- **Your instructions**: Return the exact lines spanning from the line with "Enumerate this chart's" through the last line of the entries, boundaries included, and no others.

- **The records**:
▬▬▬▬▬▬▬▬▬▬

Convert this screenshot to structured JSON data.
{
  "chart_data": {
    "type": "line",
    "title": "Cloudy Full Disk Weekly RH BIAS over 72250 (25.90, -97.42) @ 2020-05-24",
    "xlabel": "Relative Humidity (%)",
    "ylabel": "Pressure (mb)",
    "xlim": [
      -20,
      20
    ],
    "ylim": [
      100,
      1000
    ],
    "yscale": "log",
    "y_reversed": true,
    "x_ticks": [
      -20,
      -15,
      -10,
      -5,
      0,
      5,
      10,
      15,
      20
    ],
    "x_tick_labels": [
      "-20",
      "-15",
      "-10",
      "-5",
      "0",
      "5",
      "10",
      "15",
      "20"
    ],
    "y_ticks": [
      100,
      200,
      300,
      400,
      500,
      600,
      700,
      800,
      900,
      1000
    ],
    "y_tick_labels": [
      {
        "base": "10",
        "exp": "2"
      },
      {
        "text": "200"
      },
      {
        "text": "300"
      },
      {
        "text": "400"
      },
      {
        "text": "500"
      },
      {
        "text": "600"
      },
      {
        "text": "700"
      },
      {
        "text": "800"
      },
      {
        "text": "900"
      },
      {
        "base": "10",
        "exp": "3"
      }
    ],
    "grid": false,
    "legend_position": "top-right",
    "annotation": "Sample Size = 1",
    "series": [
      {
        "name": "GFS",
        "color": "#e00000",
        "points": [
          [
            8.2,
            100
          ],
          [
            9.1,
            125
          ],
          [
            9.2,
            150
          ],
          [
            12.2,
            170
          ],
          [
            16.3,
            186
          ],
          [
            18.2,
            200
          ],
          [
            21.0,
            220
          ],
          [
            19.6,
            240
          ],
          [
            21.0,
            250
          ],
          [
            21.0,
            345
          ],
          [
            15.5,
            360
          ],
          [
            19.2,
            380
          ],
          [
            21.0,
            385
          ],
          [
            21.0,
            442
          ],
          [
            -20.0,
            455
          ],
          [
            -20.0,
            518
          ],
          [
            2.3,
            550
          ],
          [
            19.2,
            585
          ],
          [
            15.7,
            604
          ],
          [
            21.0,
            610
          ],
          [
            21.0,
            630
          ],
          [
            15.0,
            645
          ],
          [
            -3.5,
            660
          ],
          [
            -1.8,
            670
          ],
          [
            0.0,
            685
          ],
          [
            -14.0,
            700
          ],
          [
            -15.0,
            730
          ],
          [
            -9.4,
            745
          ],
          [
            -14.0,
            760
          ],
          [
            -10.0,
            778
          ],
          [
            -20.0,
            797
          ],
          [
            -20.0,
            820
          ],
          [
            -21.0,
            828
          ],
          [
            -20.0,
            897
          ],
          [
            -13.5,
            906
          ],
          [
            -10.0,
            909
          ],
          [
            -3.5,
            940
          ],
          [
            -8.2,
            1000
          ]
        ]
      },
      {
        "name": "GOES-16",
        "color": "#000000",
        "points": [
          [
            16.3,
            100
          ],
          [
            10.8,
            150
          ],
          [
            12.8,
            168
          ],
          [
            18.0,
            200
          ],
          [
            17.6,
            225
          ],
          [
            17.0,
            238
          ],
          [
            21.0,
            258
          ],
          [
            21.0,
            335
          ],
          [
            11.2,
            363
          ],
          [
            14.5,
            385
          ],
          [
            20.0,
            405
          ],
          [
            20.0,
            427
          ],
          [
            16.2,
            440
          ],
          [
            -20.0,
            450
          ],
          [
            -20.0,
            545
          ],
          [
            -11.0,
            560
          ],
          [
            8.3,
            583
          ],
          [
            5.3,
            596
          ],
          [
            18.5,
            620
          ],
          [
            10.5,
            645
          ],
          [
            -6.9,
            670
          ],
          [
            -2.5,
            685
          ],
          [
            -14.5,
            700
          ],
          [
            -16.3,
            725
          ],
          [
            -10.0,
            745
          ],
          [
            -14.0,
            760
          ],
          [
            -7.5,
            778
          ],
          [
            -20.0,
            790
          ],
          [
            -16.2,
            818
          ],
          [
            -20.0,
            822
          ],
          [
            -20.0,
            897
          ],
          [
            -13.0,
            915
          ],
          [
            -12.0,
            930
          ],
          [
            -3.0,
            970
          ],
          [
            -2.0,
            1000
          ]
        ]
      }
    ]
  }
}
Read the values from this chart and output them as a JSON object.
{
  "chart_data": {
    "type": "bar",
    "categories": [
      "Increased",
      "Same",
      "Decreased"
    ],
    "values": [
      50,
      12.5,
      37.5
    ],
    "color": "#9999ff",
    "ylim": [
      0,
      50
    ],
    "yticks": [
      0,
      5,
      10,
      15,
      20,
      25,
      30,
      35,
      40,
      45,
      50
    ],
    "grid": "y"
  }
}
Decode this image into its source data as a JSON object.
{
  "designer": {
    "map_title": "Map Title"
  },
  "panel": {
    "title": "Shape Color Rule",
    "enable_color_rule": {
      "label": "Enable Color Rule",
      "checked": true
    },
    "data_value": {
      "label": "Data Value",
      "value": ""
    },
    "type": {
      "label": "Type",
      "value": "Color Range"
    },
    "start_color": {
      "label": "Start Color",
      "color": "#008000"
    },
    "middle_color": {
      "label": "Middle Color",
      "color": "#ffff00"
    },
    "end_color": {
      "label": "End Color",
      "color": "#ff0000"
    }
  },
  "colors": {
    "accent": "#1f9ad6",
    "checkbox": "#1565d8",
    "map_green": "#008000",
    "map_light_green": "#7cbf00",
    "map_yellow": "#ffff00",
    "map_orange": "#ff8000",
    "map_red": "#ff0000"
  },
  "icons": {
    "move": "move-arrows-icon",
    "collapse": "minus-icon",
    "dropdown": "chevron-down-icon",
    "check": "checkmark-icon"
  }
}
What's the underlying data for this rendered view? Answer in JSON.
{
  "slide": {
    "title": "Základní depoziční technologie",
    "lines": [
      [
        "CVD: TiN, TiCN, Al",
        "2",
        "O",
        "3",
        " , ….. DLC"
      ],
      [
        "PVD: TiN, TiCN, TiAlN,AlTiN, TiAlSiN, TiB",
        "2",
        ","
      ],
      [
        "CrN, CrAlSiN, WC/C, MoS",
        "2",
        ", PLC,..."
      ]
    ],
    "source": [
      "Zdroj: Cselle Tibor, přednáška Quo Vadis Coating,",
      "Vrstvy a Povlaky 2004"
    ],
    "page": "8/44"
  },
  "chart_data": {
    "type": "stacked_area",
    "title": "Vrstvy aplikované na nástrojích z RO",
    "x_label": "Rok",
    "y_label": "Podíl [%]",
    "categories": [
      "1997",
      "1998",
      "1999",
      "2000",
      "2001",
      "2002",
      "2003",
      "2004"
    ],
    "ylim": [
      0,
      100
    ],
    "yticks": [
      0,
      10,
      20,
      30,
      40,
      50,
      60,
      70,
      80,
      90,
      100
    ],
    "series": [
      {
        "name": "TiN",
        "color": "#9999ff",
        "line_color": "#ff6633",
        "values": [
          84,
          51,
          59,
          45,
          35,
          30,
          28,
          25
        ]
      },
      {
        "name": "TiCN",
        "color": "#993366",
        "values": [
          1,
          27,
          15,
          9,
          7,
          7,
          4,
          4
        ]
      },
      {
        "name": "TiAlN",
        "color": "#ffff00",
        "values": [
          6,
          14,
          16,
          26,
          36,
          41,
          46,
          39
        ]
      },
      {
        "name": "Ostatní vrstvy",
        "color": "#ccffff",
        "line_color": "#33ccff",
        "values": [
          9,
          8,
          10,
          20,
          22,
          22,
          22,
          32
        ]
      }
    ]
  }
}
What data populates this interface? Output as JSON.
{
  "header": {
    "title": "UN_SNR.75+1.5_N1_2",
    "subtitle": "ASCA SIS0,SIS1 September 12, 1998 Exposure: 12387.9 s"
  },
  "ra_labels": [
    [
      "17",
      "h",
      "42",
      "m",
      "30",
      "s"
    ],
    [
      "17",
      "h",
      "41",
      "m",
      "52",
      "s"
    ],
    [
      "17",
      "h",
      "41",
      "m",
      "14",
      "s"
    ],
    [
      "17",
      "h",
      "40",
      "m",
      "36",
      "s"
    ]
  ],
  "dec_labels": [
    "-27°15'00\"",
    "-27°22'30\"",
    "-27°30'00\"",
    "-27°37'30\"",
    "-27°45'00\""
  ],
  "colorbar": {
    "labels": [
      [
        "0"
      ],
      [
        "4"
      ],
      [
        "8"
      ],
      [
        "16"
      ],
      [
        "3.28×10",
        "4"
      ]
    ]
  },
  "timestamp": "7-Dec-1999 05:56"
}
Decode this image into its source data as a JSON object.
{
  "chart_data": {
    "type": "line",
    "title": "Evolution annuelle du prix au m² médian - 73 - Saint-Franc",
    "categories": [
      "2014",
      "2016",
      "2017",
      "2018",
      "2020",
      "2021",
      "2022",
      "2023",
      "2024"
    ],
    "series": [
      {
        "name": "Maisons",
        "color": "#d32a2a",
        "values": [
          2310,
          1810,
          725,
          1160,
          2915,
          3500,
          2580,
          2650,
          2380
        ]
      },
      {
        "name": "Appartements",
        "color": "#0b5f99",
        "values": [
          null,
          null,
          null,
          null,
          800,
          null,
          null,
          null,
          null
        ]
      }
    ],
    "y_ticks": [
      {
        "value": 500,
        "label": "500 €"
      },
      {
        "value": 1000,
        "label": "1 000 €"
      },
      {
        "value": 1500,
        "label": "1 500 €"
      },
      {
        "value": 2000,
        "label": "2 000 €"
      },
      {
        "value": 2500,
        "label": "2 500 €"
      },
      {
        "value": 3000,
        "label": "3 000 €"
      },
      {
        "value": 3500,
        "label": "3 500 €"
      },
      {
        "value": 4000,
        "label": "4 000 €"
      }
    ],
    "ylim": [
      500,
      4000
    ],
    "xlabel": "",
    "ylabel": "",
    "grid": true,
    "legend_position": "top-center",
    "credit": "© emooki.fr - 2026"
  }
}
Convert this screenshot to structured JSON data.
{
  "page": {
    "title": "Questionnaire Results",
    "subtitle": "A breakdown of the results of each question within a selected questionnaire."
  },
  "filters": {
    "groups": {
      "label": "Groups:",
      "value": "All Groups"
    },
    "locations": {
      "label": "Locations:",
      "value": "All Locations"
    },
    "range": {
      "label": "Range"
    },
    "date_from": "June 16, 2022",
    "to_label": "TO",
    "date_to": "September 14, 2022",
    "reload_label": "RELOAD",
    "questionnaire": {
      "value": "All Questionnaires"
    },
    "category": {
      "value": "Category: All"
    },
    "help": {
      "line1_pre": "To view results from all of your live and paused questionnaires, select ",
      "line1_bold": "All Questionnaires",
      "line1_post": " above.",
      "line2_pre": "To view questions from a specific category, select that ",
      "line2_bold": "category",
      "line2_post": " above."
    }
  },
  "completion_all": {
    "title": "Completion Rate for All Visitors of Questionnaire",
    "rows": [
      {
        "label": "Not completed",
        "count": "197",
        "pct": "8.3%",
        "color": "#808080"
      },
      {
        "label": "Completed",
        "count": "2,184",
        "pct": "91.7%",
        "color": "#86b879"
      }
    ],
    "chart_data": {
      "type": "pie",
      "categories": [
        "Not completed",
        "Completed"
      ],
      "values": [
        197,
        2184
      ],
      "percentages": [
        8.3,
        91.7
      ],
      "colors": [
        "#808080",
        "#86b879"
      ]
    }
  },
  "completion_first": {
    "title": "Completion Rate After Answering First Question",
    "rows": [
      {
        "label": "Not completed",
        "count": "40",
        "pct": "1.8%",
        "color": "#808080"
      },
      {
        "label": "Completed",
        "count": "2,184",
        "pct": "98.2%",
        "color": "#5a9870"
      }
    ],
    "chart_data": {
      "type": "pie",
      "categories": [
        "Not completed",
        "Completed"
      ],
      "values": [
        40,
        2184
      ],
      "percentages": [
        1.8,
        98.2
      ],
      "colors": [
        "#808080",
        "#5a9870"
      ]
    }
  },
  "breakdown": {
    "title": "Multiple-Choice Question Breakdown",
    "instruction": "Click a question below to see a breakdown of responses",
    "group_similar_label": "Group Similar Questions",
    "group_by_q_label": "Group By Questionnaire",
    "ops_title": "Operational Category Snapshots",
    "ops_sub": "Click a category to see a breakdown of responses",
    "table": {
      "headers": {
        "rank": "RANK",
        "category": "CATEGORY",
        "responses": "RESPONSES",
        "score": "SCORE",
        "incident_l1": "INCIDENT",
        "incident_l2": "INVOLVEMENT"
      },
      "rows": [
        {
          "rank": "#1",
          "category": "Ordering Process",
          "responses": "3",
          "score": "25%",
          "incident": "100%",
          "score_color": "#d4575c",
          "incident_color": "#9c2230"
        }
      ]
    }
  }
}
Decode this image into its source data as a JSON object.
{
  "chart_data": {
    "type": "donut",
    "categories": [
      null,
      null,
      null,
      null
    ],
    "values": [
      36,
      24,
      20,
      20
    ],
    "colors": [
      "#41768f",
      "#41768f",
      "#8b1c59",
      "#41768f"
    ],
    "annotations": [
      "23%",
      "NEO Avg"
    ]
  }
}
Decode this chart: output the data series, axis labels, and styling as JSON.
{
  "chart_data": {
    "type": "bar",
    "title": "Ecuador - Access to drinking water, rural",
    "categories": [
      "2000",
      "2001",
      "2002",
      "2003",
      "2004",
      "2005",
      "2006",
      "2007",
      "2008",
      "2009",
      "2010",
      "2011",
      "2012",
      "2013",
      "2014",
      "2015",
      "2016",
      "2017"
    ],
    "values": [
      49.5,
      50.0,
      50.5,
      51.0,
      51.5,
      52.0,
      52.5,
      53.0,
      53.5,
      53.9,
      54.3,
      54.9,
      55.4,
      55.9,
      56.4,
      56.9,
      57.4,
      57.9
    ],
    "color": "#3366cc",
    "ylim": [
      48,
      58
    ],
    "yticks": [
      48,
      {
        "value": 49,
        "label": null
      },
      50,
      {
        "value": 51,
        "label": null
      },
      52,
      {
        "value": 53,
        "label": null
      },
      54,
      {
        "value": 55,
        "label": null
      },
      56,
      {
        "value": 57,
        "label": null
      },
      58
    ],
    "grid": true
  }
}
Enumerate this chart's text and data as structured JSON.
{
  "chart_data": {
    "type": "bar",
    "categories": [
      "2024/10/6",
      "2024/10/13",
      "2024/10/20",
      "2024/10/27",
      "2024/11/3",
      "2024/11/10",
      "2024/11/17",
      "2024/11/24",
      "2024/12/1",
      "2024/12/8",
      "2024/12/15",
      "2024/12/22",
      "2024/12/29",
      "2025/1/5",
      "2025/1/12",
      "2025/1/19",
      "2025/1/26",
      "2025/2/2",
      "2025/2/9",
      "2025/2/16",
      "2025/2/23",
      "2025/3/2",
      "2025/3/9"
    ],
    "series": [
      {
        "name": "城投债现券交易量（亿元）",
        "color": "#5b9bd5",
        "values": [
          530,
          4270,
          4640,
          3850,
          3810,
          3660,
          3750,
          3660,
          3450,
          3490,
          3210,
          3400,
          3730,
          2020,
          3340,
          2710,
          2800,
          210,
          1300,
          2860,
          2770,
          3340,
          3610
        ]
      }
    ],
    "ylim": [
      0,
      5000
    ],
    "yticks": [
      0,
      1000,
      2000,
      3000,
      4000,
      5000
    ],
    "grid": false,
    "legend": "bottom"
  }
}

▬▬▬▬▬▬▬▬▬▬

- **Result for this exercise**:
Enumerate this chart's text and data as structured JSON.
{
  "chart_data": {
    "type": "bar",
    "categories": [
      "2024/10/6",
      "2024/10/13",
      "2024/10/20",
      "2024/10/27",
      "2024/11/3",
      "2024/11/10",
      "2024/11/17",
      "2024/11/24",
      "2024/12/1",
      "2024/12/8",
      "2024/12/15",
      "2024/12/22",
      "2024/12/29",
      "2025/1/5",
      "2025/1/12",
      "2025/1/19",
      "2025/1/26",
      "2025/2/2",
      "2025/2/9",
      "2025/2/16",
      "2025/2/23",
      "2025/3/2",
      "2025/3/9"
    ],
    "series": [
      {
        "name": "城投债现券交易量（亿元）",
        "color": "#5b9bd5",
        "values": [
          530,
          4270,
          4640,
          3850,
          3810,
          3660,
          3750,
          3660,
          3450,
          3490,
          3210,
          3400,
          3730,
          2020,
          3340,
          2710,
          2800,
          210,
          1300,
          2860,
          2770,
          3340,
          3610
        ]
      }
    ],
    "ylim": [
      0,
      5000
    ],
    "yticks": [
      0,
      1000,
      2000,
      3000,
      4000,
      5000
    ],
    "grid": false,
    "legend": "bottom"
  }
}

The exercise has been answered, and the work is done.